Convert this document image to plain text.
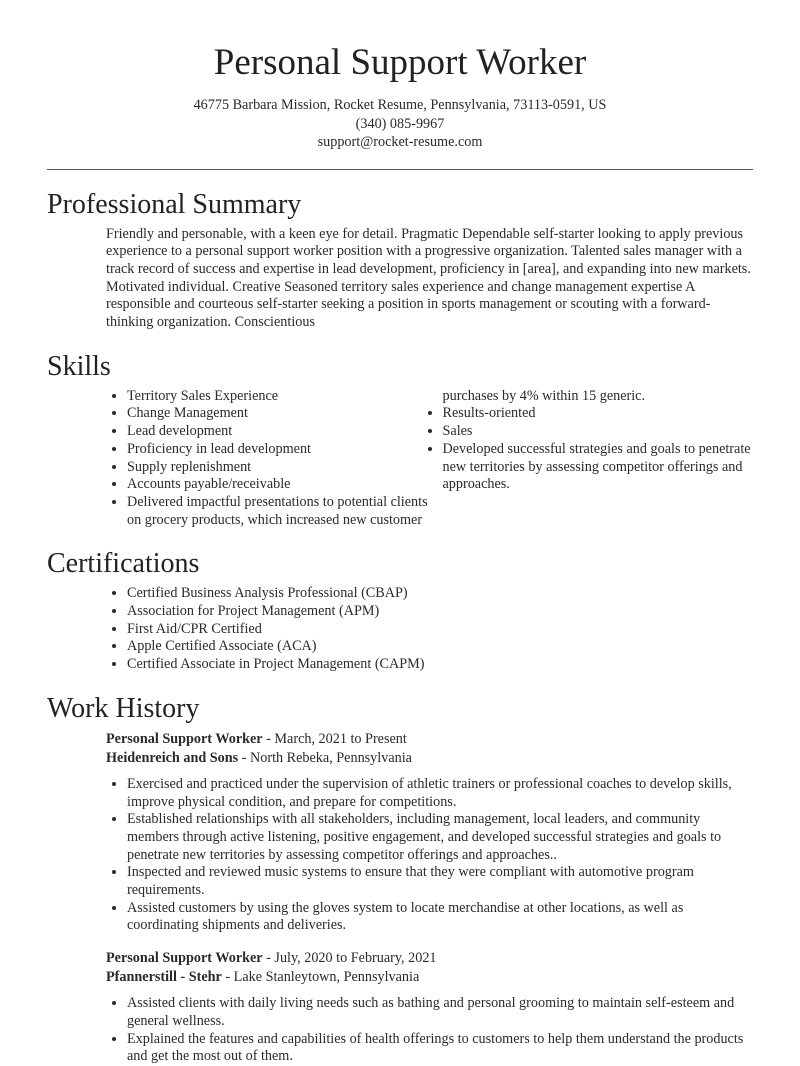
Personal Support Worker
46775 Barbara Mission, Rocket Resume, Pennsylvania, 73113-0591, US
(340) 085-9967
support@rocket-resume.com
Professional Summary
Friendly and personable, with a keen eye for detail. Pragmatic Dependable self-starter looking to apply previous experience to a personal support worker position with a progressive organization. Talented sales manager with a track record of success and expertise in lead development, proficiency in [area], and expanding into new markets. Motivated individual. Creative Seasoned territory sales experience and change management expertise A responsible and courteous self-starter seeking a position in sports management or scouting with a forward-thinking organization. Conscientious
Skills
• Territory Sales Experience
• Change Management
• Lead development
• Proficiency in lead development
• Supply replenishment
• Accounts payable/receivable
• Delivered impactful presentations to potential clients on grocery products, which increased new customer purchases by 4% within 15 generic.
• Results-oriented
• Sales
• Developed successful strategies and goals to penetrate new territories by assessing competitor offerings and approaches.
Certifications
• Certified Business Analysis Professional (CBAP)
• Association for Project Management (APM)
• First Aid/CPR Certified
• Apple Certified Associate (ACA)
• Certified Associate in Project Management (CAPM)
Work History
Personal Support Worker - March, 2021 to Present
Heidenreich and Sons - North Rebeka, Pennsylvania
• Exercised and practiced under the supervision of athletic trainers or professional coaches to develop skills, improve physical condition, and prepare for competitions.
• Established relationships with all stakeholders, including management, local leaders, and community members through active listening, positive engagement, and developed successful strategies and goals to penetrate new territories by assessing competitor offerings and approaches..
• Inspected and reviewed music systems to ensure that they were compliant with automotive program requirements.
• Assisted customers by using the gloves system to locate merchandise at other locations, as well as coordinating shipments and deliveries.
Personal Support Worker - July, 2020 to February, 2021
Pfannerstill - Stehr - Lake Stanleytown, Pennsylvania
• Assisted clients with daily living needs such as bathing and personal grooming to maintain self-esteem and general wellness.
• Explained the features and capabilities of health offerings to customers to help them understand the products and get the most out of them.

◇ ◇ ◇ ◇

Problem:
Working from the material above, transcribe it exactly while omitting pictures.

Written solution:
Convert this document image to plain text.
Personal Support Worker
46775 Barbara Mission, Rocket Resume, Pennsylvania, 73113-0591, US
(340) 085-9967
support@rocket-resume.com
Professional Summary
Friendly and personable, with a keen eye for detail. Pragmatic Dependable self-starter looking to apply previous experience to a personal support worker position with a progressive organization. Talented sales manager with a track record of success and expertise in lead development, proficiency in [area], and expanding into new markets. Motivated individual. Creative Seasoned territory sales experience and change management expertise A responsible and courteous self-starter seeking a position in sports management or scouting with a forward-thinking organization. Conscientious
Skills
• Territory Sales Experience
• Change Management
• Lead development
• Proficiency in lead development
• Supply replenishment
• Accounts payable/receivable
• Delivered impactful presentations to potential clients on grocery products, which increased new customer purchases by 4% within 15 generic.
• Results-oriented
• Sales
• Developed successful strategies and goals to penetrate new territories by assessing competitor offerings and approaches.
Certifications
• Certified Business Analysis Professional (CBAP)
• Association for Project Management (APM)
• First Aid/CPR Certified
• Apple Certified Associate (ACA)
• Certified Associate in Project Management (CAPM)
Work History
Personal Support Worker - March, 2021 to Present
Heidenreich and Sons - North Rebeka, Pennsylvania
• Exercised and practiced under the supervision of athletic trainers or professional coaches to develop skills, improve physical condition, and prepare for competitions.
• Established relationships with all stakeholders, including management, local leaders, and community members through active listening, positive engagement, and developed successful strategies and goals to penetrate new territories by assessing competitor offerings and approaches..
• Inspected and reviewed music systems to ensure that they were compliant with automotive program requirements.
• Assisted customers by using the gloves system to locate merchandise at other locations, as well as coordinating shipments and deliveries.
Personal Support Worker - July, 2020 to February, 2021
Pfannerstill - Stehr - Lake Stanleytown, Pennsylvania
• Assisted clients with daily living needs such as bathing and personal grooming to maintain self-esteem and general wellness.
• Explained the features and capabilities of health offerings to customers to help them understand the products and get the most out of them.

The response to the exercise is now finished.